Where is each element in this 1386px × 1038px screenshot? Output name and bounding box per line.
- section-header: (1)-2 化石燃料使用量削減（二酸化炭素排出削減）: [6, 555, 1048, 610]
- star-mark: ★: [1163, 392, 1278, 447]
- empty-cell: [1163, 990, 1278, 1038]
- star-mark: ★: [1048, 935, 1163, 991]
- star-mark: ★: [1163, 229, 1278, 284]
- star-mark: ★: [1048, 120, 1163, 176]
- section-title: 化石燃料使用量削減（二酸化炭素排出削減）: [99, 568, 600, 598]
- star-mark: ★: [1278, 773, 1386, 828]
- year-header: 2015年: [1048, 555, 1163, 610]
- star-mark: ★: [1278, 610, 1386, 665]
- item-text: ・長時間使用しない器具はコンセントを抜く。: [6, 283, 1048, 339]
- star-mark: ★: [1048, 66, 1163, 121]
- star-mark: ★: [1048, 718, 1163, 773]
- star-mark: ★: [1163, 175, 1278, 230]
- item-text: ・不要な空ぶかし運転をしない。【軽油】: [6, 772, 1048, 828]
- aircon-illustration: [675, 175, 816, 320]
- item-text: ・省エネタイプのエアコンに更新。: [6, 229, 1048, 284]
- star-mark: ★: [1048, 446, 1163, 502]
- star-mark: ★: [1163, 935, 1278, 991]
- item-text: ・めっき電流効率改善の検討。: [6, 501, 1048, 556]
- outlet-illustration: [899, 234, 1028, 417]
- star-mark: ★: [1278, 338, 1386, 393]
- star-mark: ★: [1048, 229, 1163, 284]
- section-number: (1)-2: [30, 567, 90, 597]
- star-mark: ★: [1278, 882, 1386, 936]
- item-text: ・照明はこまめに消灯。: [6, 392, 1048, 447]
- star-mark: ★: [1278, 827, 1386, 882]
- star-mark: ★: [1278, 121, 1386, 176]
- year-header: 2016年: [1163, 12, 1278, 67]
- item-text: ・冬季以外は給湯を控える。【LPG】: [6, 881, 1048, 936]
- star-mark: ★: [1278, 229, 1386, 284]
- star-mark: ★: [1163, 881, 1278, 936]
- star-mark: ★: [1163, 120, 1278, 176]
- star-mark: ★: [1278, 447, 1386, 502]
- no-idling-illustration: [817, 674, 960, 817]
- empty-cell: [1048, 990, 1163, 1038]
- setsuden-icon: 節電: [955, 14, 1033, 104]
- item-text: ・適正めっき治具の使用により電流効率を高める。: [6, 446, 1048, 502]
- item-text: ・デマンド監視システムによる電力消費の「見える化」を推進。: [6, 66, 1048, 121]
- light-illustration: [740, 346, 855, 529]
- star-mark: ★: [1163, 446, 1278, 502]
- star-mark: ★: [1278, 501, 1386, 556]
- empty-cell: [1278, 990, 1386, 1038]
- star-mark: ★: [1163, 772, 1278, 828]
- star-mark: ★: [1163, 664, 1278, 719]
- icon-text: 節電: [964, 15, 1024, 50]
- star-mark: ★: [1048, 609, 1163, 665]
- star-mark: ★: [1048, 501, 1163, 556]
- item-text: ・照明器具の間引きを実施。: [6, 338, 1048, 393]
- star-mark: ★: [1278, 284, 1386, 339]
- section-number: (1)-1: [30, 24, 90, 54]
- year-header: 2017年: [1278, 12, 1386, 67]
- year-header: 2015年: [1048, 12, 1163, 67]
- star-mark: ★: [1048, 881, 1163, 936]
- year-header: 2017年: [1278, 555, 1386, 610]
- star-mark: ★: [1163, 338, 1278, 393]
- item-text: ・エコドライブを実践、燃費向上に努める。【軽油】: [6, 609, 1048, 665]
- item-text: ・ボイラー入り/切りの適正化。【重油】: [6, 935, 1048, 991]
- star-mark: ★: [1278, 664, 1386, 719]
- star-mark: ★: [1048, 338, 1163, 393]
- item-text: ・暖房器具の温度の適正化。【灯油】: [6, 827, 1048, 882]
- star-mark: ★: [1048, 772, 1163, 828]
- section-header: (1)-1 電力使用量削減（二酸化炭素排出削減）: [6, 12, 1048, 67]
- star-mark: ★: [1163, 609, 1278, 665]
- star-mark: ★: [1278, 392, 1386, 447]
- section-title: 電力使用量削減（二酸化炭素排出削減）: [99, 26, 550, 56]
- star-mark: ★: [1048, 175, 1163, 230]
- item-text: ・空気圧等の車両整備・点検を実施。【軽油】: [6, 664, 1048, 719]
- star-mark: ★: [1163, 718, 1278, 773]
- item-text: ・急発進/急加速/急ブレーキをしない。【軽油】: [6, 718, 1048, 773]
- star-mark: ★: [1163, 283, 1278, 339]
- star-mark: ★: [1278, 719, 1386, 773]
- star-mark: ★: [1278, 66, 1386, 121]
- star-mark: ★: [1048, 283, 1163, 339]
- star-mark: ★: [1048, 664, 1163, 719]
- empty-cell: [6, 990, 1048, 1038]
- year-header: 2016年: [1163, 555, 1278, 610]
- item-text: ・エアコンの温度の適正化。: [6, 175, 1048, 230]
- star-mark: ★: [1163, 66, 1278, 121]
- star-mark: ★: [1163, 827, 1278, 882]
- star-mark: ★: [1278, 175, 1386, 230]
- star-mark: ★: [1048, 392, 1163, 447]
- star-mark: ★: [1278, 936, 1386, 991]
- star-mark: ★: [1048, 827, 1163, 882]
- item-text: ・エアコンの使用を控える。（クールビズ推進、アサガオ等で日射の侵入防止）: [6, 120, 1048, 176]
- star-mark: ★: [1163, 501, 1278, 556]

---

• Given request: Reproduce each line of the entries above verbatim.

• Written response:
Where is each element in this 1386px × 1038px screenshot? Output name and bounding box per line.
- section-header: (1)-2 化石燃料使用量削減（二酸化炭素排出削減）: [6, 555, 1048, 610]
- star-mark: ★: [1163, 392, 1278, 447]
- empty-cell: [1163, 990, 1278, 1038]
- star-mark: ★: [1048, 935, 1163, 991]
- star-mark: ★: [1163, 229, 1278, 284]
- star-mark: ★: [1048, 120, 1163, 176]
- section-title: 化石燃料使用量削減（二酸化炭素排出削減）: [99, 568, 600, 598]
- star-mark: ★: [1278, 773, 1386, 828]
- year-header: 2015年: [1048, 555, 1163, 610]
- star-mark: ★: [1278, 610, 1386, 665]
- item-text: ・長時間使用しない器具はコンセントを抜く。: [6, 283, 1048, 339]
- star-mark: ★: [1048, 66, 1163, 121]
- star-mark: ★: [1048, 718, 1163, 773]
- star-mark: ★: [1163, 175, 1278, 230]
- item-text: ・不要な空ぶかし運転をしない。【軽油】: [6, 772, 1048, 828]
- aircon-illustration: [675, 175, 816, 320]
- item-text: ・省エネタイプのエアコンに更新。: [6, 229, 1048, 284]
- star-mark: ★: [1048, 446, 1163, 502]
- star-mark: ★: [1163, 935, 1278, 991]
- item-text: ・めっき電流効率改善の検討。: [6, 501, 1048, 556]
- outlet-illustration: [899, 234, 1028, 417]
- star-mark: ★: [1278, 338, 1386, 393]
- star-mark: ★: [1048, 229, 1163, 284]
- section-number: (1)-2: [30, 567, 90, 597]
- star-mark: ★: [1278, 882, 1386, 936]
- item-text: ・照明はこまめに消灯。: [6, 392, 1048, 447]
- star-mark: ★: [1278, 827, 1386, 882]
- star-mark: ★: [1278, 121, 1386, 176]
- year-header: 2016年: [1163, 12, 1278, 67]
- item-text: ・冬季以外は給湯を控える。【LPG】: [6, 881, 1048, 936]
- star-mark: ★: [1278, 229, 1386, 284]
- star-mark: ★: [1163, 881, 1278, 936]
- star-mark: ★: [1163, 120, 1278, 176]
- star-mark: ★: [1278, 447, 1386, 502]
- no-idling-illustration: [817, 674, 960, 817]
- empty-cell: [1048, 990, 1163, 1038]
- setsuden-icon: 節電: [955, 14, 1033, 104]
- item-text: ・適正めっき治具の使用により電流効率を高める。: [6, 446, 1048, 502]
- item-text: ・デマンド監視システムによる電力消費の「見える化」を推進。: [6, 66, 1048, 121]
- light-illustration: [740, 346, 855, 529]
- star-mark: ★: [1163, 446, 1278, 502]
- star-mark: ★: [1278, 501, 1386, 556]
- empty-cell: [1278, 990, 1386, 1038]
- star-mark: ★: [1163, 772, 1278, 828]
- star-mark: ★: [1163, 664, 1278, 719]
- icon-text: 節電: [964, 15, 1024, 50]
- star-mark: ★: [1048, 609, 1163, 665]
- star-mark: ★: [1048, 501, 1163, 556]
- item-text: ・照明器具の間引きを実施。: [6, 338, 1048, 393]
- star-mark: ★: [1278, 284, 1386, 339]
- section-number: (1)-1: [30, 24, 90, 54]
- year-header: 2017年: [1278, 12, 1386, 67]
- year-header: 2015年: [1048, 12, 1163, 67]
- star-mark: ★: [1048, 881, 1163, 936]
- year-header: 2017年: [1278, 555, 1386, 610]
- star-mark: ★: [1163, 338, 1278, 393]
- item-text: ・エコドライブを実践、燃費向上に努める。【軽油】: [6, 609, 1048, 665]
- item-text: ・ボイラー入り/切りの適正化。【重油】: [6, 935, 1048, 991]
- star-mark: ★: [1278, 664, 1386, 719]
- star-mark: ★: [1048, 338, 1163, 393]
- item-text: ・暖房器具の温度の適正化。【灯油】: [6, 827, 1048, 882]
- star-mark: ★: [1048, 772, 1163, 828]
- section-header: (1)-1 電力使用量削減（二酸化炭素排出削減）: [6, 12, 1048, 67]
- star-mark: ★: [1163, 609, 1278, 665]
- star-mark: ★: [1278, 392, 1386, 447]
- section-title: 電力使用量削減（二酸化炭素排出削減）: [99, 26, 550, 56]
- star-mark: ★: [1048, 175, 1163, 230]
- item-text: ・空気圧等の車両整備・点検を実施。【軽油】: [6, 664, 1048, 719]
- star-mark: ★: [1163, 718, 1278, 773]
- item-text: ・急発進/急加速/急ブレーキをしない。【軽油】: [6, 718, 1048, 773]
- star-mark: ★: [1163, 283, 1278, 339]
- star-mark: ★: [1278, 719, 1386, 773]
- star-mark: ★: [1278, 66, 1386, 121]
- star-mark: ★: [1048, 283, 1163, 339]
- star-mark: ★: [1048, 664, 1163, 719]
- empty-cell: [6, 990, 1048, 1038]
- year-header: 2016年: [1163, 555, 1278, 610]
- item-text: ・エアコンの温度の適正化。: [6, 175, 1048, 230]
- star-mark: ★: [1163, 66, 1278, 121]
- star-mark: ★: [1163, 827, 1278, 882]
- star-mark: ★: [1278, 175, 1386, 230]
- star-mark: ★: [1048, 392, 1163, 447]
- star-mark: ★: [1278, 936, 1386, 991]
- star-mark: ★: [1048, 827, 1163, 882]
- item-text: ・エアコンの使用を控える。（クールビズ推進、アサガオ等で日射の侵入防止）: [6, 120, 1048, 176]
- star-mark: ★: [1163, 501, 1278, 556]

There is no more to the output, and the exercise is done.